**AIM**. Scan the lines below for the word "right". Copy each line you find it in.

>>

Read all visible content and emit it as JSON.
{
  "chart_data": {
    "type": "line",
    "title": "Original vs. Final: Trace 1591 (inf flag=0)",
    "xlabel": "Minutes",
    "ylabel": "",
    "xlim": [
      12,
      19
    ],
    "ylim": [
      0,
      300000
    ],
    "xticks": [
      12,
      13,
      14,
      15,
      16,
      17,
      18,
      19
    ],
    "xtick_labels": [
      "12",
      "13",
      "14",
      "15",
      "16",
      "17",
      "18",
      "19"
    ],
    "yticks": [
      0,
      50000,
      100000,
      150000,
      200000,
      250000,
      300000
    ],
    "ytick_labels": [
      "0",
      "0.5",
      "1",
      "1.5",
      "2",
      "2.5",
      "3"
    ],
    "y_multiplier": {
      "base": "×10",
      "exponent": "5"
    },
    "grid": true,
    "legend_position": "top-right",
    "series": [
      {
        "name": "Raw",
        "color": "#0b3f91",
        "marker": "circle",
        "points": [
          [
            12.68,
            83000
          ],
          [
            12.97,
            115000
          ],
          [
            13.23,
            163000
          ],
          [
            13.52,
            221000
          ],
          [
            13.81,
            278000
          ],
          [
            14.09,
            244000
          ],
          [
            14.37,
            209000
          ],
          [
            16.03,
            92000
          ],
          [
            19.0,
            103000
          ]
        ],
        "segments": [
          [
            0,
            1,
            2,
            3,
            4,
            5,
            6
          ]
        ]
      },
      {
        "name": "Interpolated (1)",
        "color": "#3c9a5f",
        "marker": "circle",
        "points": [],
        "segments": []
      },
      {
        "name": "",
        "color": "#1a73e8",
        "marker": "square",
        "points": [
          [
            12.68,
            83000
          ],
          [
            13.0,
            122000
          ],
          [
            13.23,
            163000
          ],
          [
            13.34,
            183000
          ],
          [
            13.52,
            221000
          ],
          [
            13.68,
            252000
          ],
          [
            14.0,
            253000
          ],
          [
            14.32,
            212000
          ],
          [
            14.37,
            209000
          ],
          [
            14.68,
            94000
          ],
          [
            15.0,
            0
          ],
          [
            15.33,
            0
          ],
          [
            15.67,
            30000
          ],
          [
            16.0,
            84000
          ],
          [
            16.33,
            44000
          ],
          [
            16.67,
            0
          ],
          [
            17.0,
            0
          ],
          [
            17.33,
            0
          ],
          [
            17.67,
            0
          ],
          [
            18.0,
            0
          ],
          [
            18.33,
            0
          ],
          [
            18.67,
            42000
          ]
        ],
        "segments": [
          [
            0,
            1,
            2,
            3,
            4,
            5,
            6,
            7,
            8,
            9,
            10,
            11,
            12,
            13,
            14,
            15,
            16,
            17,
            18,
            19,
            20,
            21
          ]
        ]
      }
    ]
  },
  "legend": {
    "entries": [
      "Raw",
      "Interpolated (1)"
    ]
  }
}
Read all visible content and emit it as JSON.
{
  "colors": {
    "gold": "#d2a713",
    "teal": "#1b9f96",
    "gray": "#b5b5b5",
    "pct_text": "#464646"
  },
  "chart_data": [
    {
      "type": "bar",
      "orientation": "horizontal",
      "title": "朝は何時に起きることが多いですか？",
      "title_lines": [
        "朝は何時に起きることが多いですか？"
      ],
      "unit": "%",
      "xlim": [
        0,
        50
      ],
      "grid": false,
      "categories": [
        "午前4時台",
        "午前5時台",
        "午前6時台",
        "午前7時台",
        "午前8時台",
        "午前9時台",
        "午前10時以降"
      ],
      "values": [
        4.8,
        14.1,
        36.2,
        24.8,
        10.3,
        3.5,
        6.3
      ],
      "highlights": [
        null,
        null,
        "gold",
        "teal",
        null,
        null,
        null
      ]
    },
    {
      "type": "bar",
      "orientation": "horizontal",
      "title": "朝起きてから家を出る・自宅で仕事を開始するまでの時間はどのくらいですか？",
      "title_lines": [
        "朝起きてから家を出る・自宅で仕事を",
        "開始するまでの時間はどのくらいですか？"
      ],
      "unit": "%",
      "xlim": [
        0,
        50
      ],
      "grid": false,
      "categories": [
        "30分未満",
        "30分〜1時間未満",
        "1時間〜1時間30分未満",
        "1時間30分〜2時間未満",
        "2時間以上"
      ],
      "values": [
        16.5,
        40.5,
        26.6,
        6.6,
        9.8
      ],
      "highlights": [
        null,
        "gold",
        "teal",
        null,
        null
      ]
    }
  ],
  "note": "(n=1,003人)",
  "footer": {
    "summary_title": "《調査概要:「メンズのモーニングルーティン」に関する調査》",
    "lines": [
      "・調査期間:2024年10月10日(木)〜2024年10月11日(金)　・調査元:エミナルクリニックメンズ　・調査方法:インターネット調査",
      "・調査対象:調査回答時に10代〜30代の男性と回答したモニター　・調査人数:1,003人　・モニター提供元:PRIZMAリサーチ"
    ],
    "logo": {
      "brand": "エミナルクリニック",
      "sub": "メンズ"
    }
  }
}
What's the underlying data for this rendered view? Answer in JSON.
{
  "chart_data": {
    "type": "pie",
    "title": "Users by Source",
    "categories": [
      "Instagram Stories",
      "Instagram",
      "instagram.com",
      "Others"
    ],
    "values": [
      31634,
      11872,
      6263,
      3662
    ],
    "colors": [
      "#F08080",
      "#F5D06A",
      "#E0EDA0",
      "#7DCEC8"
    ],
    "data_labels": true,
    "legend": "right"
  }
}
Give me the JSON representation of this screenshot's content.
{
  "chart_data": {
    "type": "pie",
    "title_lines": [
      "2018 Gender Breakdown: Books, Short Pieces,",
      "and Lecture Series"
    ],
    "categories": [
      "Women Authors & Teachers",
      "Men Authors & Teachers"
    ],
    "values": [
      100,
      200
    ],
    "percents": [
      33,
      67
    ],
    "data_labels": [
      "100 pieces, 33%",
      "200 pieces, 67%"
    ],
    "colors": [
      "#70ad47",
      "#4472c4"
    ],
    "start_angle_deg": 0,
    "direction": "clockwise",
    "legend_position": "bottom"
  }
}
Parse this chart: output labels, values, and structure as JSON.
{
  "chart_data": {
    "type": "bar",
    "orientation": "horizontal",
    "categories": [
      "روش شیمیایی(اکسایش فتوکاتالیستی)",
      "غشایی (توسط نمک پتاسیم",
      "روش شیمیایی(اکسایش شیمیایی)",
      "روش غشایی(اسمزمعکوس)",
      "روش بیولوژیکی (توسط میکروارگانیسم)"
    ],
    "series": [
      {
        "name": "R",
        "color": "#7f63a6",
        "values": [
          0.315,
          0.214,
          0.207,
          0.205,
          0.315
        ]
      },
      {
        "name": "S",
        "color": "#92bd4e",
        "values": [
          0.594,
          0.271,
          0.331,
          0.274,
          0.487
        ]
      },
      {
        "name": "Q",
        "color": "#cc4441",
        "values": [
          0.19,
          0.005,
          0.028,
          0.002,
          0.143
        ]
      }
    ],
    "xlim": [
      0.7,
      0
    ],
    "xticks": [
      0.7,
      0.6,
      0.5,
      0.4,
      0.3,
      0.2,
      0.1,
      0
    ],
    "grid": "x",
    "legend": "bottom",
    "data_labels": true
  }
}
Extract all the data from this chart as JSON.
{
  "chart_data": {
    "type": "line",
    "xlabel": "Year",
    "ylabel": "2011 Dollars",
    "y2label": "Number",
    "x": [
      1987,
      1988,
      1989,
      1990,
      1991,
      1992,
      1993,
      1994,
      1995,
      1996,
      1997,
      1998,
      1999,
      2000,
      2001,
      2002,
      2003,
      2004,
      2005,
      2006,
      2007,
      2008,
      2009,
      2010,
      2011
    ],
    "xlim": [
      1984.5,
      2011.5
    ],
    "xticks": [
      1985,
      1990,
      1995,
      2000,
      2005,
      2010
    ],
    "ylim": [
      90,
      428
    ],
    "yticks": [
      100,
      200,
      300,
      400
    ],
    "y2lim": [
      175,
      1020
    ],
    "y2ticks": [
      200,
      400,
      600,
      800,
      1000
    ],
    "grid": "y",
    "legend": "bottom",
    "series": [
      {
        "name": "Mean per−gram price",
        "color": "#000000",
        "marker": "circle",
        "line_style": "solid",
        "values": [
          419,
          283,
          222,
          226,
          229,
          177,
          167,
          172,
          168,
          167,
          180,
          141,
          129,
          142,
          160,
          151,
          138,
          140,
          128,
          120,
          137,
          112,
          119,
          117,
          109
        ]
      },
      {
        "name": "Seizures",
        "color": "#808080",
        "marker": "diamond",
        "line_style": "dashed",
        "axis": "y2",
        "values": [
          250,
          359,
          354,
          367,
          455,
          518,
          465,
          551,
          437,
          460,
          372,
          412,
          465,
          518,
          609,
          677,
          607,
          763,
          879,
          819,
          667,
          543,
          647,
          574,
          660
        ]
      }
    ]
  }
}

<<

**WORKED ANSWER**.
    "legend_position": "top-right",
    "legend": "right"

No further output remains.